■ Task to complete: Each line that holds the word "cover" counts once; give the total for the records below and nothing else.

--- start Extracted entries ---

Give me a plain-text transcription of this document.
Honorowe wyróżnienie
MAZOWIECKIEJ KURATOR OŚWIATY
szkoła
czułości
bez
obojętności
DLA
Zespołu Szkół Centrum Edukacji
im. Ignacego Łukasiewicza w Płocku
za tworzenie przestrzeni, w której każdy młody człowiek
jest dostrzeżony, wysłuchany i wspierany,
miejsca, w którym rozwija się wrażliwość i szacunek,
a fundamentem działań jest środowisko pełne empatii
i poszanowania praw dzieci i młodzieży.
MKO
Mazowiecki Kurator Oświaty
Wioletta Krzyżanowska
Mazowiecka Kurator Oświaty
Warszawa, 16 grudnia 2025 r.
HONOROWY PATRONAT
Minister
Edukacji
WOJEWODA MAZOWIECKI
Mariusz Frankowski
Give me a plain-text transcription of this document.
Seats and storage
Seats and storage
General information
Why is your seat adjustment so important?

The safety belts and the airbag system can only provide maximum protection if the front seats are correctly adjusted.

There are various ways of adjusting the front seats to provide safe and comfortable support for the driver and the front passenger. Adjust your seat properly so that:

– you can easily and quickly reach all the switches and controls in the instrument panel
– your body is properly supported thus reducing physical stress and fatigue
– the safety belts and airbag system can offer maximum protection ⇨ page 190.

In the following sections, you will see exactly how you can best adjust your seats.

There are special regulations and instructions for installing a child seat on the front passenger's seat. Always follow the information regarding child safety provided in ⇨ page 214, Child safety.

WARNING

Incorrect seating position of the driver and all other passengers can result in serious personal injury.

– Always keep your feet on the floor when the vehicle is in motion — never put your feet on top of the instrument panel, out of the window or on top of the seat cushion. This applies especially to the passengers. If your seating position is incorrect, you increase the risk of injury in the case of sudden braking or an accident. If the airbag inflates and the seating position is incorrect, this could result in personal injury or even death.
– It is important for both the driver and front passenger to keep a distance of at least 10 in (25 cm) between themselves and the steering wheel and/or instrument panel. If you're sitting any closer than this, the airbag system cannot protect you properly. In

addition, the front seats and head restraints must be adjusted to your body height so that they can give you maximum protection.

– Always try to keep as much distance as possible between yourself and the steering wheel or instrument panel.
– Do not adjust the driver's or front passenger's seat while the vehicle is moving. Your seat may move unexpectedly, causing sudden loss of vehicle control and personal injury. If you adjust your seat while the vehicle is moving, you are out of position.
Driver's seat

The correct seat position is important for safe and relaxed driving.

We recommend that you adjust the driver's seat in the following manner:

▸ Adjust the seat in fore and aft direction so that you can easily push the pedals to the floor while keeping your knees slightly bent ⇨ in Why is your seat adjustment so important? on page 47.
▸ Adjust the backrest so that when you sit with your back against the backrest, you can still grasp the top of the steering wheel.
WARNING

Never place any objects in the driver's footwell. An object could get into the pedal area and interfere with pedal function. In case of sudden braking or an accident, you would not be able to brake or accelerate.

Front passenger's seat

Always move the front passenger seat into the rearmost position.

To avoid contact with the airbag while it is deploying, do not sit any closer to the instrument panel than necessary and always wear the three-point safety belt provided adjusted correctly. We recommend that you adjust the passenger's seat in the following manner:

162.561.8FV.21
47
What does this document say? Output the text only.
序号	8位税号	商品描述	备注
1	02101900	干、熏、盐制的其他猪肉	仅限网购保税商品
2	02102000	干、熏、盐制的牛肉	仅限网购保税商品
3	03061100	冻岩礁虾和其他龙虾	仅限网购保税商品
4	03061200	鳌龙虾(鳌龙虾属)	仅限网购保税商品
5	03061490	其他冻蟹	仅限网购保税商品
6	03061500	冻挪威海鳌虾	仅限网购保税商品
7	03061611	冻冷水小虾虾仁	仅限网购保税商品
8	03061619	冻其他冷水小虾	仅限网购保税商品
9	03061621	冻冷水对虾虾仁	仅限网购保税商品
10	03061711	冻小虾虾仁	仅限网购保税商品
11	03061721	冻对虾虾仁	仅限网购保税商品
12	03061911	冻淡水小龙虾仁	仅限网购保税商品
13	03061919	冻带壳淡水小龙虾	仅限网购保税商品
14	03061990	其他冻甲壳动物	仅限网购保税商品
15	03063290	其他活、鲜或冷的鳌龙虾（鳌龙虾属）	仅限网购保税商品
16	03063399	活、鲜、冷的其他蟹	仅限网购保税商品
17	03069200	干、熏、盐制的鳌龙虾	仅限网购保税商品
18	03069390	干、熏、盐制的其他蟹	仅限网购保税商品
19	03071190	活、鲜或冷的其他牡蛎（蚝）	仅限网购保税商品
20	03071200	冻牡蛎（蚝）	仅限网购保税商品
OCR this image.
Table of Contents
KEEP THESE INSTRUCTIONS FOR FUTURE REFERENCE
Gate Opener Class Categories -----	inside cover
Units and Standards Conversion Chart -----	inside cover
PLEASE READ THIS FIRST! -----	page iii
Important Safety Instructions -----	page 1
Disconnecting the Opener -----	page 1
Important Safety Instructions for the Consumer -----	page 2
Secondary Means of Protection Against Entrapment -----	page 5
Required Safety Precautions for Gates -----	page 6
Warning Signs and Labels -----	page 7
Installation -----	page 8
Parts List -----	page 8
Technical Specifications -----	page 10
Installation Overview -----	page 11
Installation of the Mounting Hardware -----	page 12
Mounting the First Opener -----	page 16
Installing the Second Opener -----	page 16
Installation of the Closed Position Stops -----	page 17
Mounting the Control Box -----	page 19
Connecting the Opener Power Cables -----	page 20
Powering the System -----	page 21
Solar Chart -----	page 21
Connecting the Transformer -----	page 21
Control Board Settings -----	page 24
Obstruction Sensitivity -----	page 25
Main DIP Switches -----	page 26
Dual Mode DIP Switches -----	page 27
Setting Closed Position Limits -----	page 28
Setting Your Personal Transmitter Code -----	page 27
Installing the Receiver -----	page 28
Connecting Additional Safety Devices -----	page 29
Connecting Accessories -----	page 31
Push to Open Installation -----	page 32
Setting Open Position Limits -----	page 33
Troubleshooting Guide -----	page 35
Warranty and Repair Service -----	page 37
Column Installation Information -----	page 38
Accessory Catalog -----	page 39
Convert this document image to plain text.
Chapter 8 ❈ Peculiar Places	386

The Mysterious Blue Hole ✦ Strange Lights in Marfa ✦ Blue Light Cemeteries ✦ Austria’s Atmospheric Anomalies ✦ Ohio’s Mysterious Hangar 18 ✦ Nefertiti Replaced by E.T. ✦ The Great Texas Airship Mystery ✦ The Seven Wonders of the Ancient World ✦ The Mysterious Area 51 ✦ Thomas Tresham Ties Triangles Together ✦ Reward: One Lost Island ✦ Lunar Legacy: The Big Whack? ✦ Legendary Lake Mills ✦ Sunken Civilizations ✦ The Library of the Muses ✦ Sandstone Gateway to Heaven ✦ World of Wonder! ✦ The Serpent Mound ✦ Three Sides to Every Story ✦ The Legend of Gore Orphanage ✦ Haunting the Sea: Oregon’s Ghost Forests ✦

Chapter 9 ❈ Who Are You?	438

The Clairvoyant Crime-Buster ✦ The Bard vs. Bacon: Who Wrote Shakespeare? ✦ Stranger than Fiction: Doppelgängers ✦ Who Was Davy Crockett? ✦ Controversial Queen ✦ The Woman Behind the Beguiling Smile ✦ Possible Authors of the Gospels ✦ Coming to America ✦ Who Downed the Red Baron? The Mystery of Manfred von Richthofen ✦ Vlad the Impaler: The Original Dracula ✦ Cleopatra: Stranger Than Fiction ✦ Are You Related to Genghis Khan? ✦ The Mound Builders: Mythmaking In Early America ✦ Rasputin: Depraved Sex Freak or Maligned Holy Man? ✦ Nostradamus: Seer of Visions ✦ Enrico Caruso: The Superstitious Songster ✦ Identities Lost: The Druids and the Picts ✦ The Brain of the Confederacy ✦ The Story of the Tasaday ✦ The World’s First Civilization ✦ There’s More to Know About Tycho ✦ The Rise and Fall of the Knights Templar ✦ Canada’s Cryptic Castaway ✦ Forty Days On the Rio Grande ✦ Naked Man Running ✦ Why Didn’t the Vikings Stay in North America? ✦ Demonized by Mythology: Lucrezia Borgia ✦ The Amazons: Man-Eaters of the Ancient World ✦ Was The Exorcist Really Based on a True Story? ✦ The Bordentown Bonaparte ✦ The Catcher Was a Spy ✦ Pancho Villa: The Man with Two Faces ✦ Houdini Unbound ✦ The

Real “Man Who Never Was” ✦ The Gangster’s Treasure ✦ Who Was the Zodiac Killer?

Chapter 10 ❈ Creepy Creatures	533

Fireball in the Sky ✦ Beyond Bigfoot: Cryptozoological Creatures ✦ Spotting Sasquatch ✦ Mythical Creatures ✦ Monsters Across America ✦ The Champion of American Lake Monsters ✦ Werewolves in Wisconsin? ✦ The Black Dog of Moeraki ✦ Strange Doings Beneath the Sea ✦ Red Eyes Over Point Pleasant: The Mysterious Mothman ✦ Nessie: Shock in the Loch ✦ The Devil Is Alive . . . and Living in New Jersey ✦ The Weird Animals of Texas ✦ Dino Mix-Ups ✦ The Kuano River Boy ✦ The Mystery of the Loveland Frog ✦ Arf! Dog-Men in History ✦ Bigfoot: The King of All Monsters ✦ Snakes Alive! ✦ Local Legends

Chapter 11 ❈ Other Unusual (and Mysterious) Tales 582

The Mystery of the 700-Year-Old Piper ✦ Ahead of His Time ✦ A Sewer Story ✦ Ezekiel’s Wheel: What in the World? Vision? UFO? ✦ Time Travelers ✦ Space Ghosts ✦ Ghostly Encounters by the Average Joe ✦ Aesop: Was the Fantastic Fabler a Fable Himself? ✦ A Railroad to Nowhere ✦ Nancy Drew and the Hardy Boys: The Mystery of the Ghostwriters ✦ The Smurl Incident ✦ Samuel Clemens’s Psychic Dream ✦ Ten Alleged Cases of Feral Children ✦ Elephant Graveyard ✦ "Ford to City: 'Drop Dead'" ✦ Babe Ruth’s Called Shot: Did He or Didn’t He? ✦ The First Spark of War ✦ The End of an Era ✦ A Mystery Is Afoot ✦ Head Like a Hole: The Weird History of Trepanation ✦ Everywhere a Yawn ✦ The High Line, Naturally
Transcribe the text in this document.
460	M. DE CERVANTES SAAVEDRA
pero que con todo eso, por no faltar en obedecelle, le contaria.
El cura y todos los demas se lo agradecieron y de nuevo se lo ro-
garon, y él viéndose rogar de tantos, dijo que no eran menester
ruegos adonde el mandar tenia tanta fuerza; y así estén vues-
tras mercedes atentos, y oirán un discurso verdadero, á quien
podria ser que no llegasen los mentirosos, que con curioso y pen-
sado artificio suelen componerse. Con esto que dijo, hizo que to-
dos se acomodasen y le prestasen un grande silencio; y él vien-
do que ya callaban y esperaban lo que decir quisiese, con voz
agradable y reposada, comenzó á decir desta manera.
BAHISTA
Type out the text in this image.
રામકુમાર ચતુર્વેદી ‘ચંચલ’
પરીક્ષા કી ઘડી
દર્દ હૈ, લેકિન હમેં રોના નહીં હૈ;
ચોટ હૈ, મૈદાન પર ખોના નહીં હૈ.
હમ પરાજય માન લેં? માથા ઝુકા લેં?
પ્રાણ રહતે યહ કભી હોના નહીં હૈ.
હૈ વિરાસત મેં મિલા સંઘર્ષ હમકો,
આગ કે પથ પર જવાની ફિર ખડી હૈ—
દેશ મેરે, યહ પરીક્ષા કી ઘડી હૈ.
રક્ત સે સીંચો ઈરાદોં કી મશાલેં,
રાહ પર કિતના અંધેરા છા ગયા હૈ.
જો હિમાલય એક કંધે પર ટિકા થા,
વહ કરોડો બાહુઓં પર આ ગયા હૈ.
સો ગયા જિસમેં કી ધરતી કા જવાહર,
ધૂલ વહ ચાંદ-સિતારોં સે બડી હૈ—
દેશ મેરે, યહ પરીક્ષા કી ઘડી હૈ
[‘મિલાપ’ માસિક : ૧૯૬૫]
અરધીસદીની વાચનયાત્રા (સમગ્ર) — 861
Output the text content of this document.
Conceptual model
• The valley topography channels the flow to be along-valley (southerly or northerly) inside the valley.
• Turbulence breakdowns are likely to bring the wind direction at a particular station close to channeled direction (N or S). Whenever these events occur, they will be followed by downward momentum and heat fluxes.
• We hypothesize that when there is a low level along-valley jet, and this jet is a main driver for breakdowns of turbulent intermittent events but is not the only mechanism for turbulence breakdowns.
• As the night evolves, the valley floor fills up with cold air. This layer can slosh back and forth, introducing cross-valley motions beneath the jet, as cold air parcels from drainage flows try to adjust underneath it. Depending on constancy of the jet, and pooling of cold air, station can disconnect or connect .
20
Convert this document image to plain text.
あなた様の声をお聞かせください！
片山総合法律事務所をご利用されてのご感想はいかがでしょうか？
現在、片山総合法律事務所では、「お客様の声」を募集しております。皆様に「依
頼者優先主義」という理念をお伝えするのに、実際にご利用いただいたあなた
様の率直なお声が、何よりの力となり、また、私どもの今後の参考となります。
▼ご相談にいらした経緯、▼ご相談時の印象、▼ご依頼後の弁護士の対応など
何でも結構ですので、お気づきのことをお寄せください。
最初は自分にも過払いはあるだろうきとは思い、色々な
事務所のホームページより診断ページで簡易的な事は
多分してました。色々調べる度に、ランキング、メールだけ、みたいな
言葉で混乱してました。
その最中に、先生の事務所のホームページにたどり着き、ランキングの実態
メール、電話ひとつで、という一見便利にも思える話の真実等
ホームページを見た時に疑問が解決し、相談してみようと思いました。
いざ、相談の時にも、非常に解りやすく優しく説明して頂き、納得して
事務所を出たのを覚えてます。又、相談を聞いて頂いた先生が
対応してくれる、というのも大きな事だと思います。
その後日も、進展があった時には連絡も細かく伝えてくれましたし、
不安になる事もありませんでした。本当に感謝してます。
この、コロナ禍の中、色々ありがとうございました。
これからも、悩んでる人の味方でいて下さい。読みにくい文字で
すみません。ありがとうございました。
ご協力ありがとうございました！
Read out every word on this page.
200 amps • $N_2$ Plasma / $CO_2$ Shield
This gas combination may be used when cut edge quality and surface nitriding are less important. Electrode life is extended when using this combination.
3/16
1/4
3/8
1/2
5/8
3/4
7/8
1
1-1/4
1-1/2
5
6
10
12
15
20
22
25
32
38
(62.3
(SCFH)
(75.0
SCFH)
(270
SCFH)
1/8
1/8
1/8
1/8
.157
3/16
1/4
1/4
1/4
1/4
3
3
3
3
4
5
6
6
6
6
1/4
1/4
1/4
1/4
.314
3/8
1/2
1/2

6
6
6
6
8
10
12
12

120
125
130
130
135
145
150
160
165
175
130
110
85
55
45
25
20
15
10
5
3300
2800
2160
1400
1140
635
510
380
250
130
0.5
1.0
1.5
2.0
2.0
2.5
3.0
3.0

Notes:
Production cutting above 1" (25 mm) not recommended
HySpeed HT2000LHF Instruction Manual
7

--- end Extracted entries ---

■ Exercise output: 2